▶ _WHAT THE TASK ASKS_
Restate the data word for word and leave the images out.

-=-=-=-=-

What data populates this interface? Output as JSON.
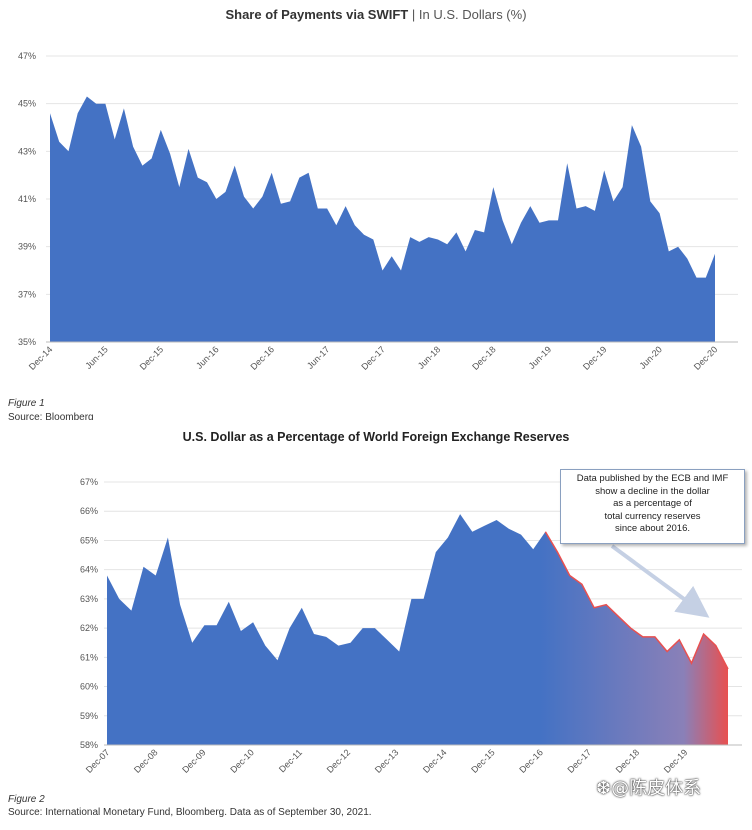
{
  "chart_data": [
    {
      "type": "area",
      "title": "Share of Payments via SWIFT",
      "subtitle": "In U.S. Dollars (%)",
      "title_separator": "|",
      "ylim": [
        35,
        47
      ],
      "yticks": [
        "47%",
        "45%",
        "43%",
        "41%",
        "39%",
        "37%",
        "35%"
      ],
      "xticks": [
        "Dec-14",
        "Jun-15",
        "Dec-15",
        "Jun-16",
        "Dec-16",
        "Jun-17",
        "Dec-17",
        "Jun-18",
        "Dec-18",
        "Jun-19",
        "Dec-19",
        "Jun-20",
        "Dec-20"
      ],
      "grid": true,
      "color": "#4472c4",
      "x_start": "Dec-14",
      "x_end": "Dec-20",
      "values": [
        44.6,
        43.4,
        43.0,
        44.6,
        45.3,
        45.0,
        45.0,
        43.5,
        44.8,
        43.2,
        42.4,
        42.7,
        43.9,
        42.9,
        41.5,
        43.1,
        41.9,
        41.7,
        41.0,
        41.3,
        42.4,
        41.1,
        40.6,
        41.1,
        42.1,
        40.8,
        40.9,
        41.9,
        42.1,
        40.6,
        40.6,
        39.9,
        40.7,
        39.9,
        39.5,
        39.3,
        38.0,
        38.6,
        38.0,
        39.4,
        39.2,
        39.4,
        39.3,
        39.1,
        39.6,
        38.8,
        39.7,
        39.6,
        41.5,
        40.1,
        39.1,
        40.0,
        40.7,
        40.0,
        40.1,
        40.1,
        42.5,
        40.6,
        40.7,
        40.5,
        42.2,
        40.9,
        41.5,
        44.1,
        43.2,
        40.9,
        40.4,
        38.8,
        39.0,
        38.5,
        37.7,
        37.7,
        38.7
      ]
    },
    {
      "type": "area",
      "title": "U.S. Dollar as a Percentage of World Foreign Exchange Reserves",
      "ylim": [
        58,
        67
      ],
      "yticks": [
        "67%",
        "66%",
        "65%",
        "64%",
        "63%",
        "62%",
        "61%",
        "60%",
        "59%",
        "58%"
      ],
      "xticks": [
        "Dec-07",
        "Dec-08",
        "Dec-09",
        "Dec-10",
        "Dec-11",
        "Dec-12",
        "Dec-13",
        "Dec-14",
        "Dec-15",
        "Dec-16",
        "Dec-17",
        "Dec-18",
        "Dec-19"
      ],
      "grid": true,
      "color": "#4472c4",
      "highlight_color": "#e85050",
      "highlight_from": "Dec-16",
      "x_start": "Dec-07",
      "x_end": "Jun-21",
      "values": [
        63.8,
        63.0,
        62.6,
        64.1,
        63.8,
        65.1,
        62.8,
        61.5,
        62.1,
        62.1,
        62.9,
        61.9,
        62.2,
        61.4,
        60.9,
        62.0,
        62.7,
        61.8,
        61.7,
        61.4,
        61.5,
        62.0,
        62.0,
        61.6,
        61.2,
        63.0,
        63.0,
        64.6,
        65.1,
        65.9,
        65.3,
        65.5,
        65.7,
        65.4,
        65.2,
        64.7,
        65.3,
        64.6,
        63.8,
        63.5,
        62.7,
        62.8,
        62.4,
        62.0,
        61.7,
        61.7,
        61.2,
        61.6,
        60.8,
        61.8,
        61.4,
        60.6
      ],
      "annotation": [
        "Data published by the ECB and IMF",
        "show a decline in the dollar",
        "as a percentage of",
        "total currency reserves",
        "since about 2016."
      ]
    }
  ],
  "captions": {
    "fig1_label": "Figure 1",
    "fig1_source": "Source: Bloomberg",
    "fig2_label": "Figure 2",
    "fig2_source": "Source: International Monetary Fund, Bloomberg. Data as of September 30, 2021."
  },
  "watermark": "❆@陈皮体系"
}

-=-=-=-=-

▶ _EXERCISE RESPONSE_
What data populates this interface? Output as JSON.
{
  "chart_data": [
    {
      "type": "area",
      "title": "Share of Payments via SWIFT",
      "subtitle": "In U.S. Dollars (%)",
      "title_separator": "|",
      "ylim": [
        35,
        47
      ],
      "yticks": [
        "47%",
        "45%",
        "43%",
        "41%",
        "39%",
        "37%",
        "35%"
      ],
      "xticks": [
        "Dec-14",
        "Jun-15",
        "Dec-15",
        "Jun-16",
        "Dec-16",
        "Jun-17",
        "Dec-17",
        "Jun-18",
        "Dec-18",
        "Jun-19",
        "Dec-19",
        "Jun-20",
        "Dec-20"
      ],
      "grid": true,
      "color": "#4472c4",
      "x_start": "Dec-14",
      "x_end": "Dec-20",
      "values": [
        44.6,
        43.4,
        43.0,
        44.6,
        45.3,
        45.0,
        45.0,
        43.5,
        44.8,
        43.2,
        42.4,
        42.7,
        43.9,
        42.9,
        41.5,
        43.1,
        41.9,
        41.7,
        41.0,
        41.3,
        42.4,
        41.1,
        40.6,
        41.1,
        42.1,
        40.8,
        40.9,
        41.9,
        42.1,
        40.6,
        40.6,
        39.9,
        40.7,
        39.9,
        39.5,
        39.3,
        38.0,
        38.6,
        38.0,
        39.4,
        39.2,
        39.4,
        39.3,
        39.1,
        39.6,
        38.8,
        39.7,
        39.6,
        41.5,
        40.1,
        39.1,
        40.0,
        40.7,
        40.0,
        40.1,
        40.1,
        42.5,
        40.6,
        40.7,
        40.5,
        42.2,
        40.9,
        41.5,
        44.1,
        43.2,
        40.9,
        40.4,
        38.8,
        39.0,
        38.5,
        37.7,
        37.7,
        38.7
      ]
    },
    {
      "type": "area",
      "title": "U.S. Dollar as a Percentage of World Foreign Exchange Reserves",
      "ylim": [
        58,
        67
      ],
      "yticks": [
        "67%",
        "66%",
        "65%",
        "64%",
        "63%",
        "62%",
        "61%",
        "60%",
        "59%",
        "58%"
      ],
      "xticks": [
        "Dec-07",
        "Dec-08",
        "Dec-09",
        "Dec-10",
        "Dec-11",
        "Dec-12",
        "Dec-13",
        "Dec-14",
        "Dec-15",
        "Dec-16",
        "Dec-17",
        "Dec-18",
        "Dec-19"
      ],
      "grid": true,
      "color": "#4472c4",
      "highlight_color": "#e85050",
      "highlight_from": "Dec-16",
      "x_start": "Dec-07",
      "x_end": "Jun-21",
      "values": [
        63.8,
        63.0,
        62.6,
        64.1,
        63.8,
        65.1,
        62.8,
        61.5,
        62.1,
        62.1,
        62.9,
        61.9,
        62.2,
        61.4,
        60.9,
        62.0,
        62.7,
        61.8,
        61.7,
        61.4,
        61.5,
        62.0,
        62.0,
        61.6,
        61.2,
        63.0,
        63.0,
        64.6,
        65.1,
        65.9,
        65.3,
        65.5,
        65.7,
        65.4,
        65.2,
        64.7,
        65.3,
        64.6,
        63.8,
        63.5,
        62.7,
        62.8,
        62.4,
        62.0,
        61.7,
        61.7,
        61.2,
        61.6,
        60.8,
        61.8,
        61.4,
        60.6
      ],
      "annotation": [
        "Data published by the ECB and IMF",
        "show a decline in the dollar",
        "as a percentage of",
        "total currency reserves",
        "since about 2016."
      ]
    }
  ],
  "captions": {
    "fig1_label": "Figure 1",
    "fig1_source": "Source: Bloomberg",
    "fig2_label": "Figure 2",
    "fig2_source": "Source: International Monetary Fund, Bloomberg. Data as of September 30, 2021."
  },
  "watermark": "❆@陈皮体系"
}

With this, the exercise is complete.